> Job: Return the records word for word. Any pictures in them are not part of the copy.

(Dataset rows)
◆ ◆ ◆ ◆ ◆ ◆ ◆

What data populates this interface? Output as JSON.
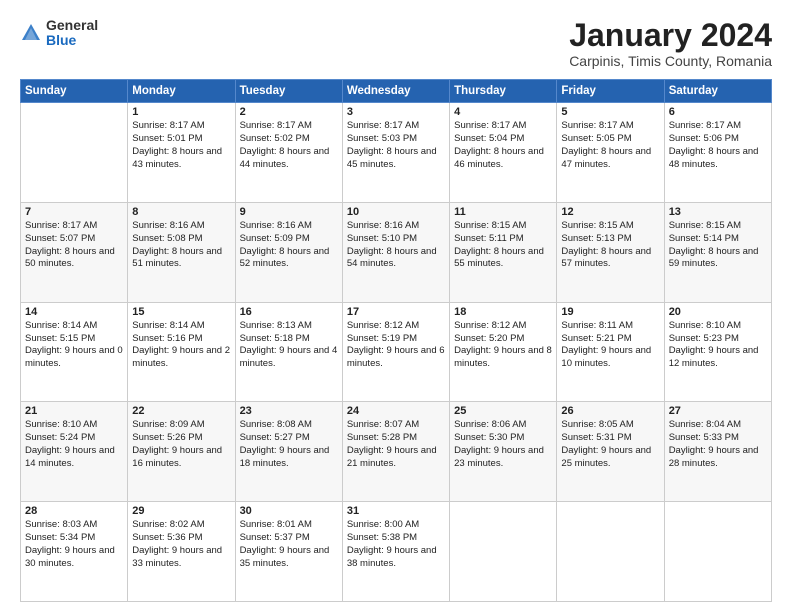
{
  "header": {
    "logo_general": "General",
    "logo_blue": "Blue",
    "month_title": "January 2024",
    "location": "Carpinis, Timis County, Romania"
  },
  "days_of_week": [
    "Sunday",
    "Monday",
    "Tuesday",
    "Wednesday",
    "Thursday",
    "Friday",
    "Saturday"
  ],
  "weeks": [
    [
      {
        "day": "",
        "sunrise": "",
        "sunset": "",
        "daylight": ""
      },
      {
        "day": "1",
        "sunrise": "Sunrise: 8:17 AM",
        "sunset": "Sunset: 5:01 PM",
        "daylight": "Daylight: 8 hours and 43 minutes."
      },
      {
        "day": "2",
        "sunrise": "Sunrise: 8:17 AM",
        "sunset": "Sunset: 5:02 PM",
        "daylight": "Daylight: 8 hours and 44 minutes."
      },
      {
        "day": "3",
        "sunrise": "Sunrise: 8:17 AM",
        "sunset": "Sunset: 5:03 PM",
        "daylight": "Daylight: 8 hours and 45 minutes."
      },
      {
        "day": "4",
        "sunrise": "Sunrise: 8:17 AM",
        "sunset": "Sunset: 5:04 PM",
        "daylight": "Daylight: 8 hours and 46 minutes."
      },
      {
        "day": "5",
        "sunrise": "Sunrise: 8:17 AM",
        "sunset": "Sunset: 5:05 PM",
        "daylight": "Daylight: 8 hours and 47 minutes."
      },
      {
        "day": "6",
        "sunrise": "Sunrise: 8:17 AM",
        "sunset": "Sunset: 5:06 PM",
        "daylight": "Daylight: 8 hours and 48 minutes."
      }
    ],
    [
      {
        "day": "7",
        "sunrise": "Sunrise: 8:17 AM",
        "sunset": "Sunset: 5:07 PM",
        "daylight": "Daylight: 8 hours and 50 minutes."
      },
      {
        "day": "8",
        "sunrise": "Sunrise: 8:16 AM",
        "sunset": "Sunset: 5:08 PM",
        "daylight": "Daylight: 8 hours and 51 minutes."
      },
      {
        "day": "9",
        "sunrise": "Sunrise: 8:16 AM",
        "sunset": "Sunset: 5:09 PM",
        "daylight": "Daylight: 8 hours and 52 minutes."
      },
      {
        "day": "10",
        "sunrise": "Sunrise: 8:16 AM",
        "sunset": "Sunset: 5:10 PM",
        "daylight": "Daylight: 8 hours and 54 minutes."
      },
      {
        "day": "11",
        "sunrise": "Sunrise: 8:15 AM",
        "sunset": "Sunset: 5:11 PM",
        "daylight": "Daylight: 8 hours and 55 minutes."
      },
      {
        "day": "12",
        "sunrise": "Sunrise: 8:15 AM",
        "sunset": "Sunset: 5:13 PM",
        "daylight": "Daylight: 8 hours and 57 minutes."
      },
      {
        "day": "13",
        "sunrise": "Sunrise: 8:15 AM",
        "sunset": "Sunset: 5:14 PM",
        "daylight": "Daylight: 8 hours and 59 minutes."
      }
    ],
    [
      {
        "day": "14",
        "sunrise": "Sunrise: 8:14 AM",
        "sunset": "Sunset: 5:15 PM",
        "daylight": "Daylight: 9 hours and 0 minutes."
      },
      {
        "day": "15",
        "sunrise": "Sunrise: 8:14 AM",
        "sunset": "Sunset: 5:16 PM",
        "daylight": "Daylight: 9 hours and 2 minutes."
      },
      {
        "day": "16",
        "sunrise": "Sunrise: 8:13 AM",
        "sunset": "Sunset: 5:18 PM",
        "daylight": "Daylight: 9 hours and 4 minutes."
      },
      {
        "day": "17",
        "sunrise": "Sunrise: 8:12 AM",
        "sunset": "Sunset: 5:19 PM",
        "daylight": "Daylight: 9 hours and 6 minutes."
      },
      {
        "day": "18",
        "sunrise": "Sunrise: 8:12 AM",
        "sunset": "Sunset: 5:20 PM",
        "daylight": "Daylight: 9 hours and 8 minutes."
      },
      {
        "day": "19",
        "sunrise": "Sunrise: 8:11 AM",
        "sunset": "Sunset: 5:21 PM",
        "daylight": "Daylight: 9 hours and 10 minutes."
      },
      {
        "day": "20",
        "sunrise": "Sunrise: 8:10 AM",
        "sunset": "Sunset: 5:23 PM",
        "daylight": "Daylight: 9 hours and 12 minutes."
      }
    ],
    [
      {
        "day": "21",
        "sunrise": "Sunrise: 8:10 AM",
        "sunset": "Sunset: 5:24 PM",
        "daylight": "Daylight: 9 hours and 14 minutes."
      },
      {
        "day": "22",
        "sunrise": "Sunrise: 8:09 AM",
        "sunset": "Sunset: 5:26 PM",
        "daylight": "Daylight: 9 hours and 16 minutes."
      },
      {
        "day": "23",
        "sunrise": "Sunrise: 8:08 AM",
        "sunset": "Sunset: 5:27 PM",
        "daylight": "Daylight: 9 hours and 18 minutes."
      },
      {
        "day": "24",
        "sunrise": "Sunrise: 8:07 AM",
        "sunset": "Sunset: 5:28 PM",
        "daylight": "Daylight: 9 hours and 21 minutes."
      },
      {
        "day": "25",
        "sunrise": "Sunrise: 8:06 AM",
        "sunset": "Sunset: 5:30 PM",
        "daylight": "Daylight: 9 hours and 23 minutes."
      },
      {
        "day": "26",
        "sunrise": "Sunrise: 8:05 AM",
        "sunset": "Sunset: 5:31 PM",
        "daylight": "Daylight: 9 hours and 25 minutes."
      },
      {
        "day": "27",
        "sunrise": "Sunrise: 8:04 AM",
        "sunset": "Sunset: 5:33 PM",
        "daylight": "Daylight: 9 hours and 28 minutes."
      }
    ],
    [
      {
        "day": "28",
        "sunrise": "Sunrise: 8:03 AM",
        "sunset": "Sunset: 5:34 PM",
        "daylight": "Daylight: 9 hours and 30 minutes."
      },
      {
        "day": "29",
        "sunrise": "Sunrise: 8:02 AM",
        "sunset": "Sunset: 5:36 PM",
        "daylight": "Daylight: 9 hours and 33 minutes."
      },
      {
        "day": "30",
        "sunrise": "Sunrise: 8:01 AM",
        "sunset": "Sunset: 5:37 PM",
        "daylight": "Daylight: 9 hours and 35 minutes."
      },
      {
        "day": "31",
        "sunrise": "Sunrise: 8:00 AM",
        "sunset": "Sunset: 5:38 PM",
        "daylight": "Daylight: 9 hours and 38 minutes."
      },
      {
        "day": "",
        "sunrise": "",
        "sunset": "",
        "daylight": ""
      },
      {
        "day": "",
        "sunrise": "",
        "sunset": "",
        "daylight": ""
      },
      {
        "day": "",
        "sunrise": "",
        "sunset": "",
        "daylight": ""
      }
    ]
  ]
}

◆ ◆ ◆ ◆ ◆ ◆ ◆

> Correct result:
What data populates this interface? Output as JSON.
{
  "header": {
    "logo_general": "General",
    "logo_blue": "Blue",
    "month_title": "January 2024",
    "location": "Carpinis, Timis County, Romania"
  },
  "days_of_week": [
    "Sunday",
    "Monday",
    "Tuesday",
    "Wednesday",
    "Thursday",
    "Friday",
    "Saturday"
  ],
  "weeks": [
    [
      {
        "day": "",
        "sunrise": "",
        "sunset": "",
        "daylight": ""
      },
      {
        "day": "1",
        "sunrise": "Sunrise: 8:17 AM",
        "sunset": "Sunset: 5:01 PM",
        "daylight": "Daylight: 8 hours and 43 minutes."
      },
      {
        "day": "2",
        "sunrise": "Sunrise: 8:17 AM",
        "sunset": "Sunset: 5:02 PM",
        "daylight": "Daylight: 8 hours and 44 minutes."
      },
      {
        "day": "3",
        "sunrise": "Sunrise: 8:17 AM",
        "sunset": "Sunset: 5:03 PM",
        "daylight": "Daylight: 8 hours and 45 minutes."
      },
      {
        "day": "4",
        "sunrise": "Sunrise: 8:17 AM",
        "sunset": "Sunset: 5:04 PM",
        "daylight": "Daylight: 8 hours and 46 minutes."
      },
      {
        "day": "5",
        "sunrise": "Sunrise: 8:17 AM",
        "sunset": "Sunset: 5:05 PM",
        "daylight": "Daylight: 8 hours and 47 minutes."
      },
      {
        "day": "6",
        "sunrise": "Sunrise: 8:17 AM",
        "sunset": "Sunset: 5:06 PM",
        "daylight": "Daylight: 8 hours and 48 minutes."
      }
    ],
    [
      {
        "day": "7",
        "sunrise": "Sunrise: 8:17 AM",
        "sunset": "Sunset: 5:07 PM",
        "daylight": "Daylight: 8 hours and 50 minutes."
      },
      {
        "day": "8",
        "sunrise": "Sunrise: 8:16 AM",
        "sunset": "Sunset: 5:08 PM",
        "daylight": "Daylight: 8 hours and 51 minutes."
      },
      {
        "day": "9",
        "sunrise": "Sunrise: 8:16 AM",
        "sunset": "Sunset: 5:09 PM",
        "daylight": "Daylight: 8 hours and 52 minutes."
      },
      {
        "day": "10",
        "sunrise": "Sunrise: 8:16 AM",
        "sunset": "Sunset: 5:10 PM",
        "daylight": "Daylight: 8 hours and 54 minutes."
      },
      {
        "day": "11",
        "sunrise": "Sunrise: 8:15 AM",
        "sunset": "Sunset: 5:11 PM",
        "daylight": "Daylight: 8 hours and 55 minutes."
      },
      {
        "day": "12",
        "sunrise": "Sunrise: 8:15 AM",
        "sunset": "Sunset: 5:13 PM",
        "daylight": "Daylight: 8 hours and 57 minutes."
      },
      {
        "day": "13",
        "sunrise": "Sunrise: 8:15 AM",
        "sunset": "Sunset: 5:14 PM",
        "daylight": "Daylight: 8 hours and 59 minutes."
      }
    ],
    [
      {
        "day": "14",
        "sunrise": "Sunrise: 8:14 AM",
        "sunset": "Sunset: 5:15 PM",
        "daylight": "Daylight: 9 hours and 0 minutes."
      },
      {
        "day": "15",
        "sunrise": "Sunrise: 8:14 AM",
        "sunset": "Sunset: 5:16 PM",
        "daylight": "Daylight: 9 hours and 2 minutes."
      },
      {
        "day": "16",
        "sunrise": "Sunrise: 8:13 AM",
        "sunset": "Sunset: 5:18 PM",
        "daylight": "Daylight: 9 hours and 4 minutes."
      },
      {
        "day": "17",
        "sunrise": "Sunrise: 8:12 AM",
        "sunset": "Sunset: 5:19 PM",
        "daylight": "Daylight: 9 hours and 6 minutes."
      },
      {
        "day": "18",
        "sunrise": "Sunrise: 8:12 AM",
        "sunset": "Sunset: 5:20 PM",
        "daylight": "Daylight: 9 hours and 8 minutes."
      },
      {
        "day": "19",
        "sunrise": "Sunrise: 8:11 AM",
        "sunset": "Sunset: 5:21 PM",
        "daylight": "Daylight: 9 hours and 10 minutes."
      },
      {
        "day": "20",
        "sunrise": "Sunrise: 8:10 AM",
        "sunset": "Sunset: 5:23 PM",
        "daylight": "Daylight: 9 hours and 12 minutes."
      }
    ],
    [
      {
        "day": "21",
        "sunrise": "Sunrise: 8:10 AM",
        "sunset": "Sunset: 5:24 PM",
        "daylight": "Daylight: 9 hours and 14 minutes."
      },
      {
        "day": "22",
        "sunrise": "Sunrise: 8:09 AM",
        "sunset": "Sunset: 5:26 PM",
        "daylight": "Daylight: 9 hours and 16 minutes."
      },
      {
        "day": "23",
        "sunrise": "Sunrise: 8:08 AM",
        "sunset": "Sunset: 5:27 PM",
        "daylight": "Daylight: 9 hours and 18 minutes."
      },
      {
        "day": "24",
        "sunrise": "Sunrise: 8:07 AM",
        "sunset": "Sunset: 5:28 PM",
        "daylight": "Daylight: 9 hours and 21 minutes."
      },
      {
        "day": "25",
        "sunrise": "Sunrise: 8:06 AM",
        "sunset": "Sunset: 5:30 PM",
        "daylight": "Daylight: 9 hours and 23 minutes."
      },
      {
        "day": "26",
        "sunrise": "Sunrise: 8:05 AM",
        "sunset": "Sunset: 5:31 PM",
        "daylight": "Daylight: 9 hours and 25 minutes."
      },
      {
        "day": "27",
        "sunrise": "Sunrise: 8:04 AM",
        "sunset": "Sunset: 5:33 PM",
        "daylight": "Daylight: 9 hours and 28 minutes."
      }
    ],
    [
      {
        "day": "28",
        "sunrise": "Sunrise: 8:03 AM",
        "sunset": "Sunset: 5:34 PM",
        "daylight": "Daylight: 9 hours and 30 minutes."
      },
      {
        "day": "29",
        "sunrise": "Sunrise: 8:02 AM",
        "sunset": "Sunset: 5:36 PM",
        "daylight": "Daylight: 9 hours and 33 minutes."
      },
      {
        "day": "30",
        "sunrise": "Sunrise: 8:01 AM",
        "sunset": "Sunset: 5:37 PM",
        "daylight": "Daylight: 9 hours and 35 minutes."
      },
      {
        "day": "31",
        "sunrise": "Sunrise: 8:00 AM",
        "sunset": "Sunset: 5:38 PM",
        "daylight": "Daylight: 9 hours and 38 minutes."
      },
      {
        "day": "",
        "sunrise": "",
        "sunset": "",
        "daylight": ""
      },
      {
        "day": "",
        "sunrise": "",
        "sunset": "",
        "daylight": ""
      },
      {
        "day": "",
        "sunrise": "",
        "sunset": "",
        "daylight": ""
      }
    ]
  ]
}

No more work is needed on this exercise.